_Task objective_
Make an exact copy of the lines below.

[START Recorded data]

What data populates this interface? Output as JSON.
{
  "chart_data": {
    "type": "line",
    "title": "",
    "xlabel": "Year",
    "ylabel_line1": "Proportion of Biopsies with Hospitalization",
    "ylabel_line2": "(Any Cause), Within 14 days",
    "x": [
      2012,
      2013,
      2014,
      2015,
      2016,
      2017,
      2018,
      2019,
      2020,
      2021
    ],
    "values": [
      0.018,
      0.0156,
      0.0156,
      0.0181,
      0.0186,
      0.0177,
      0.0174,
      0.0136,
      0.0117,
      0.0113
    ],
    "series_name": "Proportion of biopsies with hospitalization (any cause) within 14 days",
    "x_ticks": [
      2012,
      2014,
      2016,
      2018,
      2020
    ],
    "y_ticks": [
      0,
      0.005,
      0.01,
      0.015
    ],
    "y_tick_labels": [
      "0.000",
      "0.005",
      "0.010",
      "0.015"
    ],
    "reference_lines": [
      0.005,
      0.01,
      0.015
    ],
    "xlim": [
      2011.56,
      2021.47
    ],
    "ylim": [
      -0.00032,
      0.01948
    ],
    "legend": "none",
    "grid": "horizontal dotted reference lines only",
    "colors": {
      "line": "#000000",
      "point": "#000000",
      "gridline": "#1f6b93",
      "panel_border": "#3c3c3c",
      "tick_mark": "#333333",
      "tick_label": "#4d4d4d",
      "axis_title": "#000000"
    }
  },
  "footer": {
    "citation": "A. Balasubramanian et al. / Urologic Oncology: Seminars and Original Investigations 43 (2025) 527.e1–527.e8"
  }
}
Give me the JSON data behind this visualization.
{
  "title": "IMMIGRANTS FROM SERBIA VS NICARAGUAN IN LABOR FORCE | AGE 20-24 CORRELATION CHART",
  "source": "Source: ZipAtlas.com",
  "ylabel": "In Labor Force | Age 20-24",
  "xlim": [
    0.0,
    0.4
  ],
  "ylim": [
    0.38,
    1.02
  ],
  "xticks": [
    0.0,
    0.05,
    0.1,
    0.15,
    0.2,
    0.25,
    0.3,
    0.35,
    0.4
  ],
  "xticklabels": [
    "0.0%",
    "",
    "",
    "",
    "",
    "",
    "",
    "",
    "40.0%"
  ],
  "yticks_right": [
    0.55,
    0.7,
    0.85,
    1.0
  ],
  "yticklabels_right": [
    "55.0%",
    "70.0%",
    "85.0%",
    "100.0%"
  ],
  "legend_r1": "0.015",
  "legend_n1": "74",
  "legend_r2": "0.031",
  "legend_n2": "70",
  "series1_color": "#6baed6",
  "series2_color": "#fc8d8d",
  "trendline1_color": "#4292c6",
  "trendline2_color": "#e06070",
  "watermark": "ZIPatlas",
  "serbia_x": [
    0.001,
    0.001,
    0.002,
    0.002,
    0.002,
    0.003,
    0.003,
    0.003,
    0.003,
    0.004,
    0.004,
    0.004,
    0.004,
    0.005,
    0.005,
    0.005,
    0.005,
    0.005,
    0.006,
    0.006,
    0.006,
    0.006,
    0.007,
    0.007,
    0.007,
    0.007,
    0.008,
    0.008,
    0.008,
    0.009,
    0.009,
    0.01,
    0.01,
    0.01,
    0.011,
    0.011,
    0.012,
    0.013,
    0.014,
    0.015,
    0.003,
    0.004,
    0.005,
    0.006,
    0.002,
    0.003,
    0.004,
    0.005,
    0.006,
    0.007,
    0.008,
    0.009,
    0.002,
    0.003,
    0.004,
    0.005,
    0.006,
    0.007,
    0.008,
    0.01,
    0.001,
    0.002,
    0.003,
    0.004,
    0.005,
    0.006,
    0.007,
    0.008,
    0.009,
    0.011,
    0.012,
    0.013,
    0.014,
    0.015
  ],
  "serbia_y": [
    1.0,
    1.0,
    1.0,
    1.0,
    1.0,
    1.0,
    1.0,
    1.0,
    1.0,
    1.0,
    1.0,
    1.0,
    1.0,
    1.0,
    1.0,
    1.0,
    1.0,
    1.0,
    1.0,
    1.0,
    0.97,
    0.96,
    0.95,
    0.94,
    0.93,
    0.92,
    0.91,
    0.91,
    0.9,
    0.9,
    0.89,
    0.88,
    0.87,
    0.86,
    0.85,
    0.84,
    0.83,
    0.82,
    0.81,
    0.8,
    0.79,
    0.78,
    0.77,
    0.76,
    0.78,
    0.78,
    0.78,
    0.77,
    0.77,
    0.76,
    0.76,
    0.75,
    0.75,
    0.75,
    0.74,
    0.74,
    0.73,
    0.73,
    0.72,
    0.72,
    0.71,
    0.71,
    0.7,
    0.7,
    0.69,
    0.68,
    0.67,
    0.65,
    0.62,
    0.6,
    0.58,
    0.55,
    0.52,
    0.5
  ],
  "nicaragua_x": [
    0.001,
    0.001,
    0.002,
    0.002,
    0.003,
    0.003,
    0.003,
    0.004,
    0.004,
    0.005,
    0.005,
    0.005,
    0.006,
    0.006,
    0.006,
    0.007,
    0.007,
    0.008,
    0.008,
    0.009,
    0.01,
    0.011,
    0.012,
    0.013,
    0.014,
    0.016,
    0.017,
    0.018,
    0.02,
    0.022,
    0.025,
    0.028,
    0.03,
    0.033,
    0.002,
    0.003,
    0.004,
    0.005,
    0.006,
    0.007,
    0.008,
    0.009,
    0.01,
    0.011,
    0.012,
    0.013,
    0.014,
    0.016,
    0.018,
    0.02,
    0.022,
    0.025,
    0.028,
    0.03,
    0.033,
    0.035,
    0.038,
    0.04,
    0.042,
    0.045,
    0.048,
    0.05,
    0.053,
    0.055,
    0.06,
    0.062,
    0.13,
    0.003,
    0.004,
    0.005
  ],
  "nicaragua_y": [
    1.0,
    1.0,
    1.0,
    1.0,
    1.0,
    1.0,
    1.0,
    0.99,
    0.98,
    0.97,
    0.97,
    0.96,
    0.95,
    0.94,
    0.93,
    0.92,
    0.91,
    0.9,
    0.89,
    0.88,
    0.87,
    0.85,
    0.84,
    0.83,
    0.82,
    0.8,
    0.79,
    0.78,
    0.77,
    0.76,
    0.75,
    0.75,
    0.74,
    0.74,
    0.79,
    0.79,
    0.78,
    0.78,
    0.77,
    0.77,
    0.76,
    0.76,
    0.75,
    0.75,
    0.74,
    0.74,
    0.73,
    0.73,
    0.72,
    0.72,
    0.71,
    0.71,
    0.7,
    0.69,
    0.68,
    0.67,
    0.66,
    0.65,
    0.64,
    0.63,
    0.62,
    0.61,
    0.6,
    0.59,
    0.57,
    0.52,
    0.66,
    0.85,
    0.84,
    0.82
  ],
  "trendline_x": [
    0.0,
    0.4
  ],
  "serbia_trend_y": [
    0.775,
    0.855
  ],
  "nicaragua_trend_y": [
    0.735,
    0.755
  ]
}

[END Recorded data]

_Response_
What data populates this interface? Output as JSON.
{
  "chart_data": {
    "type": "line",
    "title": "",
    "xlabel": "Year",
    "ylabel_line1": "Proportion of Biopsies with Hospitalization",
    "ylabel_line2": "(Any Cause), Within 14 days",
    "x": [
      2012,
      2013,
      2014,
      2015,
      2016,
      2017,
      2018,
      2019,
      2020,
      2021
    ],
    "values": [
      0.018,
      0.0156,
      0.0156,
      0.0181,
      0.0186,
      0.0177,
      0.0174,
      0.0136,
      0.0117,
      0.0113
    ],
    "series_name": "Proportion of biopsies with hospitalization (any cause) within 14 days",
    "x_ticks": [
      2012,
      2014,
      2016,
      2018,
      2020
    ],
    "y_ticks": [
      0,
      0.005,
      0.01,
      0.015
    ],
    "y_tick_labels": [
      "0.000",
      "0.005",
      "0.010",
      "0.015"
    ],
    "reference_lines": [
      0.005,
      0.01,
      0.015
    ],
    "xlim": [
      2011.56,
      2021.47
    ],
    "ylim": [
      -0.00032,
      0.01948
    ],
    "legend": "none",
    "grid": "horizontal dotted reference lines only",
    "colors": {
      "line": "#000000",
      "point": "#000000",
      "gridline": "#1f6b93",
      "panel_border": "#3c3c3c",
      "tick_mark": "#333333",
      "tick_label": "#4d4d4d",
      "axis_title": "#000000"
    }
  },
  "footer": {
    "citation": "A. Balasubramanian et al. / Urologic Oncology: Seminars and Original Investigations 43 (2025) 527.e1–527.e8"
  }
}
Give me the JSON data behind this visualization.
{
  "title": "IMMIGRANTS FROM SERBIA VS NICARAGUAN IN LABOR FORCE | AGE 20-24 CORRELATION CHART",
  "source": "Source: ZipAtlas.com",
  "ylabel": "In Labor Force | Age 20-24",
  "xlim": [
    0.0,
    0.4
  ],
  "ylim": [
    0.38,
    1.02
  ],
  "xticks": [
    0.0,
    0.05,
    0.1,
    0.15,
    0.2,
    0.25,
    0.3,
    0.35,
    0.4
  ],
  "xticklabels": [
    "0.0%",
    "",
    "",
    "",
    "",
    "",
    "",
    "",
    "40.0%"
  ],
  "yticks_right": [
    0.55,
    0.7,
    0.85,
    1.0
  ],
  "yticklabels_right": [
    "55.0%",
    "70.0%",
    "85.0%",
    "100.0%"
  ],
  "legend_r1": "0.015",
  "legend_n1": "74",
  "legend_r2": "0.031",
  "legend_n2": "70",
  "series1_color": "#6baed6",
  "series2_color": "#fc8d8d",
  "trendline1_color": "#4292c6",
  "trendline2_color": "#e06070",
  "watermark": "ZIPatlas",
  "serbia_x": [
    0.001,
    0.001,
    0.002,
    0.002,
    0.002,
    0.003,
    0.003,
    0.003,
    0.003,
    0.004,
    0.004,
    0.004,
    0.004,
    0.005,
    0.005,
    0.005,
    0.005,
    0.005,
    0.006,
    0.006,
    0.006,
    0.006,
    0.007,
    0.007,
    0.007,
    0.007,
    0.008,
    0.008,
    0.008,
    0.009,
    0.009,
    0.01,
    0.01,
    0.01,
    0.011,
    0.011,
    0.012,
    0.013,
    0.014,
    0.015,
    0.003,
    0.004,
    0.005,
    0.006,
    0.002,
    0.003,
    0.004,
    0.005,
    0.006,
    0.007,
    0.008,
    0.009,
    0.002,
    0.003,
    0.004,
    0.005,
    0.006,
    0.007,
    0.008,
    0.01,
    0.001,
    0.002,
    0.003,
    0.004,
    0.005,
    0.006,
    0.007,
    0.008,
    0.009,
    0.011,
    0.012,
    0.013,
    0.014,
    0.015
  ],
  "serbia_y": [
    1.0,
    1.0,
    1.0,
    1.0,
    1.0,
    1.0,
    1.0,
    1.0,
    1.0,
    1.0,
    1.0,
    1.0,
    1.0,
    1.0,
    1.0,
    1.0,
    1.0,
    1.0,
    1.0,
    1.0,
    0.97,
    0.96,
    0.95,
    0.94,
    0.93,
    0.92,
    0.91,
    0.91,
    0.9,
    0.9,
    0.89,
    0.88,
    0.87,
    0.86,
    0.85,
    0.84,
    0.83,
    0.82,
    0.81,
    0.8,
    0.79,
    0.78,
    0.77,
    0.76,
    0.78,
    0.78,
    0.78,
    0.77,
    0.77,
    0.76,
    0.76,
    0.75,
    0.75,
    0.75,
    0.74,
    0.74,
    0.73,
    0.73,
    0.72,
    0.72,
    0.71,
    0.71,
    0.7,
    0.7,
    0.69,
    0.68,
    0.67,
    0.65,
    0.62,
    0.6,
    0.58,
    0.55,
    0.52,
    0.5
  ],
  "nicaragua_x": [
    0.001,
    0.001,
    0.002,
    0.002,
    0.003,
    0.003,
    0.003,
    0.004,
    0.004,
    0.005,
    0.005,
    0.005,
    0.006,
    0.006,
    0.006,
    0.007,
    0.007,
    0.008,
    0.008,
    0.009,
    0.01,
    0.011,
    0.012,
    0.013,
    0.014,
    0.016,
    0.017,
    0.018,
    0.02,
    0.022,
    0.025,
    0.028,
    0.03,
    0.033,
    0.002,
    0.003,
    0.004,
    0.005,
    0.006,
    0.007,
    0.008,
    0.009,
    0.01,
    0.011,
    0.012,
    0.013,
    0.014,
    0.016,
    0.018,
    0.02,
    0.022,
    0.025,
    0.028,
    0.03,
    0.033,
    0.035,
    0.038,
    0.04,
    0.042,
    0.045,
    0.048,
    0.05,
    0.053,
    0.055,
    0.06,
    0.062,
    0.13,
    0.003,
    0.004,
    0.005
  ],
  "nicaragua_y": [
    1.0,
    1.0,
    1.0,
    1.0,
    1.0,
    1.0,
    1.0,
    0.99,
    0.98,
    0.97,
    0.97,
    0.96,
    0.95,
    0.94,
    0.93,
    0.92,
    0.91,
    0.9,
    0.89,
    0.88,
    0.87,
    0.85,
    0.84,
    0.83,
    0.82,
    0.8,
    0.79,
    0.78,
    0.77,
    0.76,
    0.75,
    0.75,
    0.74,
    0.74,
    0.79,
    0.79,
    0.78,
    0.78,
    0.77,
    0.77,
    0.76,
    0.76,
    0.75,
    0.75,
    0.74,
    0.74,
    0.73,
    0.73,
    0.72,
    0.72,
    0.71,
    0.71,
    0.7,
    0.69,
    0.68,
    0.67,
    0.66,
    0.65,
    0.64,
    0.63,
    0.62,
    0.61,
    0.6,
    0.59,
    0.57,
    0.52,
    0.66,
    0.85,
    0.84,
    0.82
  ],
  "trendline_x": [
    0.0,
    0.4
  ],
  "serbia_trend_y": [
    0.775,
    0.855
  ],
  "nicaragua_trend_y": [
    0.735,
    0.755
  ]
}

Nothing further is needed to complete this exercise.